[Set task]
Copy the lines holding the word "Socialization", all of them.

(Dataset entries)
## start

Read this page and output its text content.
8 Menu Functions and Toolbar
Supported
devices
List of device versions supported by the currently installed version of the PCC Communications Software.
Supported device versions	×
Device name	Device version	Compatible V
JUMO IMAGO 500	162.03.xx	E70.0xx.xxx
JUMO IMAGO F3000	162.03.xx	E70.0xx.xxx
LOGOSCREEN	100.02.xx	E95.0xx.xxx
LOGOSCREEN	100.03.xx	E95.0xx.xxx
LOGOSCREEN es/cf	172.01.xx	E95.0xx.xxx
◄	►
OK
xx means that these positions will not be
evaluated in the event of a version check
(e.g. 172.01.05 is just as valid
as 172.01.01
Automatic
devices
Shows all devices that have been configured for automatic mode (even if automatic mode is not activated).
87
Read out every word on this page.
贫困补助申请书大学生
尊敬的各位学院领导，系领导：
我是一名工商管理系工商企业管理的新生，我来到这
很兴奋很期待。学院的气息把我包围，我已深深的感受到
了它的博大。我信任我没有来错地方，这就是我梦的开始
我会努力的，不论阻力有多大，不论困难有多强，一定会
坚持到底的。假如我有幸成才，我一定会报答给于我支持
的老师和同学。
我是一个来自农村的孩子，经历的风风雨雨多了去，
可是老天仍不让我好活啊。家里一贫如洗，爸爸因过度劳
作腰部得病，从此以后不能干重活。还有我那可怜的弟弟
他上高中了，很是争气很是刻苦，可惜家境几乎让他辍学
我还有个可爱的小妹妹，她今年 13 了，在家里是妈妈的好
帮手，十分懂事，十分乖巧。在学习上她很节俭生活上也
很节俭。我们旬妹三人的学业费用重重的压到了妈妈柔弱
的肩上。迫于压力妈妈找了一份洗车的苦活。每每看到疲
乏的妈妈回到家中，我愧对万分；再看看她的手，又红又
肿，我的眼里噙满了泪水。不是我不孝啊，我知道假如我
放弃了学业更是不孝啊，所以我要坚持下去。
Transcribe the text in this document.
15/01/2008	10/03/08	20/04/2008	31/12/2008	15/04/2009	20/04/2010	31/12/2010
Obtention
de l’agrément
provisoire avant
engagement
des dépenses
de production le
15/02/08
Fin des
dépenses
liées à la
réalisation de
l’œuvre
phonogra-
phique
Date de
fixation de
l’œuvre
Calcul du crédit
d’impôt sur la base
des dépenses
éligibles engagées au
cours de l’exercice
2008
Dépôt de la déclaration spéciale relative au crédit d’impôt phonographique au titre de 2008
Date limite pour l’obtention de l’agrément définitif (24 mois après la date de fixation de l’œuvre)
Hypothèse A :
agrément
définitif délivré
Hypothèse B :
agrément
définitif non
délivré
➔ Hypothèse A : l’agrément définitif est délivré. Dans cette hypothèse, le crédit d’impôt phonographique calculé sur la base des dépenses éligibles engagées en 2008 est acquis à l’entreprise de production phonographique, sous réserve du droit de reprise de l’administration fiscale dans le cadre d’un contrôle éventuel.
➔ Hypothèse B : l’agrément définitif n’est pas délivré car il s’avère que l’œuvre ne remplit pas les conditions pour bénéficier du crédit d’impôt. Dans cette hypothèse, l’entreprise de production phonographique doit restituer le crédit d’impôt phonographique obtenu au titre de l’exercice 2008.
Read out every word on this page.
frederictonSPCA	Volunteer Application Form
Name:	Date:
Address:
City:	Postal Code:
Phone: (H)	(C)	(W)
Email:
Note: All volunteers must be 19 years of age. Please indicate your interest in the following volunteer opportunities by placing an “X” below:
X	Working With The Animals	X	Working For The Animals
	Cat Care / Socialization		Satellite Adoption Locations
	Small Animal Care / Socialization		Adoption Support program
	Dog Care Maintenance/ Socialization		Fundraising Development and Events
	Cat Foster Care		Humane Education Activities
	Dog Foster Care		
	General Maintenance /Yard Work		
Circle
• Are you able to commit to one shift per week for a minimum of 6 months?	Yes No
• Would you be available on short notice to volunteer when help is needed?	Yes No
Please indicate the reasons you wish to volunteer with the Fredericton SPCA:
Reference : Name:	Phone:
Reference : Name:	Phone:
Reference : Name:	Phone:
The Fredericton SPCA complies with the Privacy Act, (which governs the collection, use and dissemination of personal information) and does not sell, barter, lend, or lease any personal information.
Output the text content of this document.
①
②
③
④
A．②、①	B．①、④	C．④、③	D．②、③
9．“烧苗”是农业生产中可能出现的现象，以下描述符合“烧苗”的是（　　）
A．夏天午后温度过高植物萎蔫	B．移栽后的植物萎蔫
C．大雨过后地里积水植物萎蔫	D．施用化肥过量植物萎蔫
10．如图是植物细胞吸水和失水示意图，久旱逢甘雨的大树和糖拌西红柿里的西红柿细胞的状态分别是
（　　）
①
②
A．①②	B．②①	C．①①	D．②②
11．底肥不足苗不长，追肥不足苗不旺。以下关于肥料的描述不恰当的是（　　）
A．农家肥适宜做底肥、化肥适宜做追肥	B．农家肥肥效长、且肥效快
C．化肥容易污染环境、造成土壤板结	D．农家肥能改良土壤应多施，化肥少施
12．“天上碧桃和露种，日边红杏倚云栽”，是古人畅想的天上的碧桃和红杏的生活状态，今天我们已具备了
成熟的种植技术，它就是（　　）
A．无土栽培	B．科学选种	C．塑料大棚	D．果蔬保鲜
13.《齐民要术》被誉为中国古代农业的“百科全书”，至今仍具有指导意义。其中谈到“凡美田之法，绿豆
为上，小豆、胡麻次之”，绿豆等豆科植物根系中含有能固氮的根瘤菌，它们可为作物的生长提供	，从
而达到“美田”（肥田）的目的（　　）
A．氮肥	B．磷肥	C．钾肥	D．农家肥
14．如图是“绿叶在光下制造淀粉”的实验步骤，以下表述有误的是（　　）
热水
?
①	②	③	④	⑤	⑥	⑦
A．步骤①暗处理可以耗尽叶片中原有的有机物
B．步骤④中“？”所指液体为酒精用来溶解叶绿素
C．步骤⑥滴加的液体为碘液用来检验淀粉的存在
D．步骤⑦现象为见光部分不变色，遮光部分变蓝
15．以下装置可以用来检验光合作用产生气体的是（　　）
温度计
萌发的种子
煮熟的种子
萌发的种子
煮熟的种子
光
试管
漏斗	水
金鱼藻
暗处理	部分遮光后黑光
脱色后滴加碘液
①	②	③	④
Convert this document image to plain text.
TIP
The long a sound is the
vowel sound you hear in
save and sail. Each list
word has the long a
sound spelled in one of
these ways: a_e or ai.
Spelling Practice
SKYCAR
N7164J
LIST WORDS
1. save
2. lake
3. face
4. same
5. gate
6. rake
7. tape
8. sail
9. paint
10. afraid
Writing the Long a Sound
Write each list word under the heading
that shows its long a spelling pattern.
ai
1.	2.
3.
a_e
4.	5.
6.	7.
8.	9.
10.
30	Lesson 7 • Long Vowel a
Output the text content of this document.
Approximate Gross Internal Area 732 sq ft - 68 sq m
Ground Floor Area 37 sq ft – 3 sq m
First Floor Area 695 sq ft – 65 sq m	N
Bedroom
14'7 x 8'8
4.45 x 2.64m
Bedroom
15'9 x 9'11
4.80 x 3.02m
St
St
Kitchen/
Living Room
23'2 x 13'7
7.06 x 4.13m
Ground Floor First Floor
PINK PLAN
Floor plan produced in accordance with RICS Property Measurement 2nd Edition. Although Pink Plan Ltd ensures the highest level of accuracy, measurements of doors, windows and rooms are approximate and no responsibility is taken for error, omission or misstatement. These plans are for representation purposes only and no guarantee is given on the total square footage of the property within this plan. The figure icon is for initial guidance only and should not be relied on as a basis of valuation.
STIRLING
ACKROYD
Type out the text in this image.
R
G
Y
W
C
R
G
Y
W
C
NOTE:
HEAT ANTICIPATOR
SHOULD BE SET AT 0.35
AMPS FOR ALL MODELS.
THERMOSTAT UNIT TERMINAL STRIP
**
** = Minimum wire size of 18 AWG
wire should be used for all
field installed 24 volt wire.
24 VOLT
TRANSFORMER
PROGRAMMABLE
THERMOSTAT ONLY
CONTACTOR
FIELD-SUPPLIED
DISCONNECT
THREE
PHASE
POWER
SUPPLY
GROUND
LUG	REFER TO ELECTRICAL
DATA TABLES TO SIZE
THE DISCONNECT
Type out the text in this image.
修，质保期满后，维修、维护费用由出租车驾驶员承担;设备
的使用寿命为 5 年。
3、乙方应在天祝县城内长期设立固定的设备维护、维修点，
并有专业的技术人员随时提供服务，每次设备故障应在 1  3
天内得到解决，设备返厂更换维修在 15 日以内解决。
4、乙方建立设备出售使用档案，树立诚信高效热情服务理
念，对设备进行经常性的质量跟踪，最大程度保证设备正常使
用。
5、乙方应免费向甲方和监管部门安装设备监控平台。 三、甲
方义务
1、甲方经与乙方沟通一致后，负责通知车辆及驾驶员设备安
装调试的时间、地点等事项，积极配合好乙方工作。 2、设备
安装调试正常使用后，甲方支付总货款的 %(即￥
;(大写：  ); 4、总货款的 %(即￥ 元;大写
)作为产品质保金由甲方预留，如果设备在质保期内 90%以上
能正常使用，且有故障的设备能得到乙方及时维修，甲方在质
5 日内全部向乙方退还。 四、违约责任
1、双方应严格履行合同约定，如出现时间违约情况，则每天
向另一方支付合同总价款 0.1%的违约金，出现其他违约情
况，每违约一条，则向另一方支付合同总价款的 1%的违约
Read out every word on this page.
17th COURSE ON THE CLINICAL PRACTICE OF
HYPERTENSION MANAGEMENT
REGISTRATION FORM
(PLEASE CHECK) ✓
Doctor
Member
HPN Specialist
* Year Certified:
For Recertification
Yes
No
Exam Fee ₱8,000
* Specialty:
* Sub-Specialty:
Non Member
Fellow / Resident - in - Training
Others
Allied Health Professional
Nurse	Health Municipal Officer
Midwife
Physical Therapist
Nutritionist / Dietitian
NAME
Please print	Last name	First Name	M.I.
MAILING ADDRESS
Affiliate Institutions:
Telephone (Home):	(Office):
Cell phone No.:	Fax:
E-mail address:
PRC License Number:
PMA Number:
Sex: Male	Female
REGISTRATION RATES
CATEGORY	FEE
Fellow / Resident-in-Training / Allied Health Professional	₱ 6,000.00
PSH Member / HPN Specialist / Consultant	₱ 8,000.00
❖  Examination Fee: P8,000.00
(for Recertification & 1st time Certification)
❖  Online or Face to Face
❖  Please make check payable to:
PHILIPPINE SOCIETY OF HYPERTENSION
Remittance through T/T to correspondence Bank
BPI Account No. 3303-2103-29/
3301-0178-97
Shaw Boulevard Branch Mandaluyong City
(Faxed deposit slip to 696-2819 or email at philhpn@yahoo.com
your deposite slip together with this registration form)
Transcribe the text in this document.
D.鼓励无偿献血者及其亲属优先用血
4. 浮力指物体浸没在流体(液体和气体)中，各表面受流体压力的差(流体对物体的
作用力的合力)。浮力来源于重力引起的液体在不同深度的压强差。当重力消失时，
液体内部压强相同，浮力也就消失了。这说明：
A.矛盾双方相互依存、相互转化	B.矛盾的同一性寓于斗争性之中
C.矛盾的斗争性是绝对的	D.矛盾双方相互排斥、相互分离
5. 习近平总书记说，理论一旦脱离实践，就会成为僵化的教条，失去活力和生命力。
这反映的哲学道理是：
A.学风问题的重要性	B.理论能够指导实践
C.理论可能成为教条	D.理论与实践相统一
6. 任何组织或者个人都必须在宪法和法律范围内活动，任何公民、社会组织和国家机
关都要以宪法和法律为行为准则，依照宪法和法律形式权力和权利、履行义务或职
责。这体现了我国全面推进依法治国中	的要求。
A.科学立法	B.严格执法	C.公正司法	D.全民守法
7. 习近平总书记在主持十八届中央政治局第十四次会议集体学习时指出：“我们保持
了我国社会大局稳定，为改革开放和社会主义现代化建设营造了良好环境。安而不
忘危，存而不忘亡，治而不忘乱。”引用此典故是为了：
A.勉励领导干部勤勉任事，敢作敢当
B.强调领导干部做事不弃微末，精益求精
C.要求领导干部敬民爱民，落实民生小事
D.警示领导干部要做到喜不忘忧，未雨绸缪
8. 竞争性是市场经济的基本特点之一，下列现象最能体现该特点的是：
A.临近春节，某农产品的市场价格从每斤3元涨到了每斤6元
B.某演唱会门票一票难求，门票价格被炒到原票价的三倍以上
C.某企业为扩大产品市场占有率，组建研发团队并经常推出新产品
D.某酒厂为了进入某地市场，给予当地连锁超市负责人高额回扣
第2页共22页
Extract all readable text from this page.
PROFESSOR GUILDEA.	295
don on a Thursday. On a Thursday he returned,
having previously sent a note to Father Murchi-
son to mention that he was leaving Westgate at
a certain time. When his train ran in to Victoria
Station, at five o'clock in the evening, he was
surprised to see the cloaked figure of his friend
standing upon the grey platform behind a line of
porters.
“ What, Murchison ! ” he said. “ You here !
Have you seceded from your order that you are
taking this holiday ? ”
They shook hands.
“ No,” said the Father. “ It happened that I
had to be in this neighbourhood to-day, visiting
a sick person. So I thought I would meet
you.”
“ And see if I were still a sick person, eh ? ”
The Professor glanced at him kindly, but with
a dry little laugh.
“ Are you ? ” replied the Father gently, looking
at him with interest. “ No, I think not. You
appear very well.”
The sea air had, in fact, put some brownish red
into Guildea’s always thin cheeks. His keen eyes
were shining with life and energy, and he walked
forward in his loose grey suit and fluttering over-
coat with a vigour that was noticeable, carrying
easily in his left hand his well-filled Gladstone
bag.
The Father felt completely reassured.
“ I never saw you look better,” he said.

## end

[Final result]
	Cat Care / Socialization		Satellite Adoption Locations
	Small Animal Care / Socialization		Adoption Support program
	Dog Care Maintenance/ Socialization		Fundraising Development and Events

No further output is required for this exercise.